# [Material for this exercise]
________

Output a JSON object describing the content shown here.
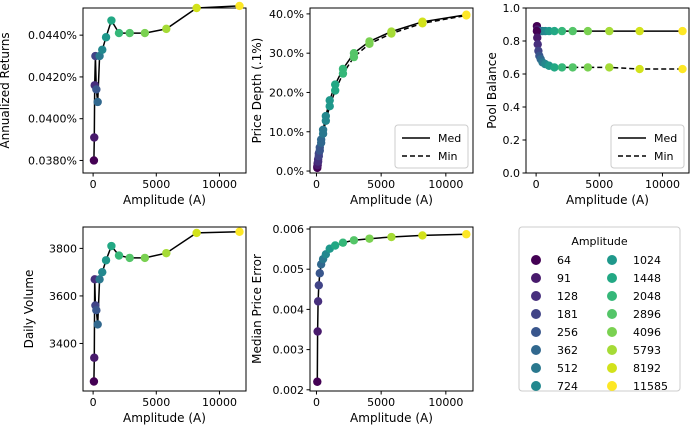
{
  "amplitude_levels": [
    64,
    91,
    128,
    181,
    256,
    362,
    512,
    724,
    1024,
    1448,
    2048,
    2896,
    4096,
    5793,
    8192,
    11585
  ],
  "level_colors": [
    "#440154",
    "#481a6c",
    "#472f7d",
    "#414487",
    "#39568c",
    "#31688e",
    "#2a788e",
    "#23888e",
    "#1f988b",
    "#22a884",
    "#35b779",
    "#54c568",
    "#7ad151",
    "#a5db36",
    "#d2e21b",
    "#fde725"
  ],
  "chart_data": [
    {
      "id": "returns",
      "type": "scatter",
      "xlabel": "Amplitude (A)",
      "ylabel": "Annualized Returns",
      "xlim": [
        -800,
        12100
      ],
      "ylim": [
        0.000374,
        0.000453
      ],
      "xticks": [
        0,
        5000,
        10000
      ],
      "xticklabels": [
        "0",
        "5000",
        "10000"
      ],
      "yticks": [
        0.00038,
        0.0004,
        0.00042,
        0.00044
      ],
      "yticklabels": [
        "0.0380%",
        "0.0400%",
        "0.0420%",
        "0.0440%"
      ],
      "series": [
        {
          "style": "solid",
          "values": [
            0.00038,
            0.000391,
            0.000416,
            0.00043,
            0.000414,
            0.000408,
            0.00043,
            0.000433,
            0.000439,
            0.000447,
            0.000441,
            0.000441,
            0.000441,
            0.000443,
            0.000453,
            0.000454
          ]
        }
      ]
    },
    {
      "id": "price_depth",
      "type": "scatter",
      "xlabel": "Amplitude (A)",
      "ylabel": "Price Depth (.1%)",
      "xlim": [
        -500,
        12100
      ],
      "ylim": [
        -0.005,
        0.415
      ],
      "xticks": [
        0,
        5000,
        10000
      ],
      "xticklabels": [
        "0",
        "5000",
        "10000"
      ],
      "yticks": [
        0,
        0.1,
        0.2,
        0.3,
        0.4
      ],
      "yticklabels": [
        "0.0%",
        "10.0%",
        "20.0%",
        "30.0%",
        "40.0%"
      ],
      "legend": {
        "position": "lower-right",
        "entries": [
          {
            "label": "Med",
            "style": "solid"
          },
          {
            "label": "Min",
            "style": "dashed"
          }
        ]
      },
      "series": [
        {
          "name": "Med",
          "style": "solid",
          "values": [
            0.012,
            0.02,
            0.03,
            0.045,
            0.06,
            0.08,
            0.105,
            0.14,
            0.18,
            0.22,
            0.26,
            0.3,
            0.33,
            0.355,
            0.38,
            0.398
          ]
        },
        {
          "name": "Min",
          "style": "dashed",
          "values": [
            0.008,
            0.015,
            0.024,
            0.038,
            0.052,
            0.072,
            0.095,
            0.128,
            0.165,
            0.205,
            0.248,
            0.29,
            0.324,
            0.35,
            0.376,
            0.396
          ]
        }
      ]
    },
    {
      "id": "pool_balance",
      "type": "scatter",
      "xlabel": "Amplitude (A)",
      "ylabel": "Pool Balance",
      "xlim": [
        -800,
        12100
      ],
      "ylim": [
        0,
        1.0
      ],
      "xticks": [
        0,
        5000,
        10000
      ],
      "xticklabels": [
        "0",
        "5000",
        "10000"
      ],
      "yticks": [
        0,
        0.2,
        0.4,
        0.6,
        0.8,
        1.0
      ],
      "yticklabels": [
        "0.0",
        "0.2",
        "0.4",
        "0.6",
        "0.8",
        "1.0"
      ],
      "legend": {
        "position": "lower-right",
        "entries": [
          {
            "label": "Med",
            "style": "solid"
          },
          {
            "label": "Min",
            "style": "dashed"
          }
        ]
      },
      "series": [
        {
          "name": "Med",
          "style": "solid",
          "values": [
            0.89,
            0.87,
            0.86,
            0.86,
            0.86,
            0.86,
            0.86,
            0.86,
            0.86,
            0.86,
            0.86,
            0.86,
            0.86,
            0.86,
            0.86,
            0.86
          ]
        },
        {
          "name": "Min",
          "style": "dashed",
          "values": [
            0.86,
            0.82,
            0.78,
            0.74,
            0.71,
            0.69,
            0.67,
            0.66,
            0.65,
            0.64,
            0.64,
            0.64,
            0.64,
            0.64,
            0.63,
            0.63
          ]
        }
      ]
    },
    {
      "id": "daily_volume",
      "type": "scatter",
      "xlabel": "Amplitude (A)",
      "ylabel": "Daily Volume",
      "xlim": [
        -800,
        12100
      ],
      "ylim": [
        3200,
        3890
      ],
      "xticks": [
        0,
        5000,
        10000
      ],
      "xticklabels": [
        "0",
        "5000",
        "10000"
      ],
      "yticks": [
        3400,
        3600,
        3800
      ],
      "yticklabels": [
        "3400",
        "3600",
        "3800"
      ],
      "series": [
        {
          "style": "solid",
          "values": [
            3240,
            3340,
            3670,
            3560,
            3540,
            3480,
            3670,
            3700,
            3750,
            3810,
            3770,
            3760,
            3760,
            3780,
            3865,
            3870
          ]
        }
      ]
    },
    {
      "id": "median_price_error",
      "type": "scatter",
      "xlabel": "Amplitude (A)",
      "ylabel": "Median Price Error",
      "xlim": [
        -500,
        12100
      ],
      "ylim": [
        0.00197,
        0.00605
      ],
      "xticks": [
        0,
        5000,
        10000
      ],
      "xticklabels": [
        "0",
        "5000",
        "10000"
      ],
      "yticks": [
        0.002,
        0.003,
        0.004,
        0.005,
        0.006
      ],
      "yticklabels": [
        "0.002",
        "0.003",
        "0.004",
        "0.005",
        "0.006"
      ],
      "series": [
        {
          "style": "solid",
          "values": [
            0.0022,
            0.00345,
            0.0042,
            0.0046,
            0.0049,
            0.00512,
            0.00525,
            0.00537,
            0.00551,
            0.00559,
            0.00566,
            0.00572,
            0.00576,
            0.0058,
            0.00584,
            0.00587
          ]
        }
      ]
    }
  ],
  "legend": {
    "title": "Amplitude",
    "labels": [
      "64",
      "91",
      "128",
      "181",
      "256",
      "362",
      "512",
      "724",
      "1024",
      "1448",
      "2048",
      "2896",
      "4096",
      "5793",
      "8192",
      "11585"
    ]
  }
}
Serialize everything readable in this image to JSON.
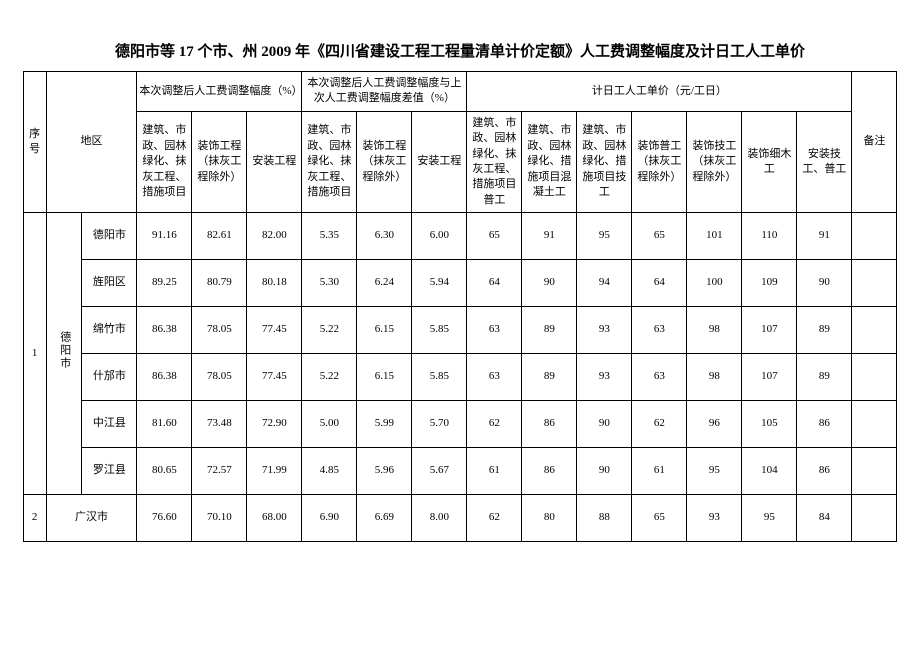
{
  "title": "德阳市等 17 个市、州 2009 年《四川省建设工程工程量清单计价定额》人工费调整幅度及计日工人工单价",
  "headers": {
    "seq": "序号",
    "region": "地区",
    "group1": "本次调整后人工费调整幅度（%）",
    "group2": "本次调整后人工费调整幅度与上次人工费调整幅度差值（%）",
    "group3": "计日工人工单价（元/工日）",
    "remark": "备注",
    "g1c1": "建筑、市政、园林绿化、抹灰工程、措施项目",
    "g1c2": "装饰工程（抹灰工程除外）",
    "g1c3": "安装工程",
    "g2c1": "建筑、市政、园林绿化、抹灰工程、措施项目",
    "g2c2": "装饰工程（抹灰工程除外）",
    "g2c3": "安装工程",
    "g3c1": "建筑、市政、园林绿化、抹灰工程、措施项目普工",
    "g3c2": "建筑、市政、园林绿化、措施项目混凝土工",
    "g3c3": "建筑、市政、园林绿化、措施项目技工",
    "g3c4": "装饰普工（抹灰工程除外）",
    "g3c5": "装饰技工（抹灰工程除外）",
    "g3c6": "装饰细木工",
    "g3c7": "安装技工、普工"
  },
  "region_group": "德阳市",
  "rows": [
    {
      "seq": "1",
      "name": "德阳市",
      "v": [
        "91.16",
        "82.61",
        "82.00",
        "5.35",
        "6.30",
        "6.00",
        "65",
        "91",
        "95",
        "65",
        "101",
        "110",
        "91"
      ]
    },
    {
      "seq": "",
      "name": "旌阳区",
      "v": [
        "89.25",
        "80.79",
        "80.18",
        "5.30",
        "6.24",
        "5.94",
        "64",
        "90",
        "94",
        "64",
        "100",
        "109",
        "90"
      ]
    },
    {
      "seq": "",
      "name": "绵竹市",
      "v": [
        "86.38",
        "78.05",
        "77.45",
        "5.22",
        "6.15",
        "5.85",
        "63",
        "89",
        "93",
        "63",
        "98",
        "107",
        "89"
      ]
    },
    {
      "seq": "",
      "name": "什邡市",
      "v": [
        "86.38",
        "78.05",
        "77.45",
        "5.22",
        "6.15",
        "5.85",
        "63",
        "89",
        "93",
        "63",
        "98",
        "107",
        "89"
      ]
    },
    {
      "seq": "",
      "name": "中江县",
      "v": [
        "81.60",
        "73.48",
        "72.90",
        "5.00",
        "5.99",
        "5.70",
        "62",
        "86",
        "90",
        "62",
        "96",
        "105",
        "86"
      ]
    },
    {
      "seq": "",
      "name": "罗江县",
      "v": [
        "80.65",
        "72.57",
        "71.99",
        "4.85",
        "5.96",
        "5.67",
        "61",
        "86",
        "90",
        "61",
        "95",
        "104",
        "86"
      ]
    },
    {
      "seq": "2",
      "name": "广汉市",
      "v": [
        "76.60",
        "70.10",
        "68.00",
        "6.90",
        "6.69",
        "8.00",
        "62",
        "80",
        "88",
        "65",
        "93",
        "95",
        "84"
      ]
    }
  ]
}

________

Lines holding the word "JSON" in the entries above are the ones to pull out. Copy them all.

# [Problem solution]
Output a JSON object describing the content shown here.
Serialize everything readable in this image to JSON.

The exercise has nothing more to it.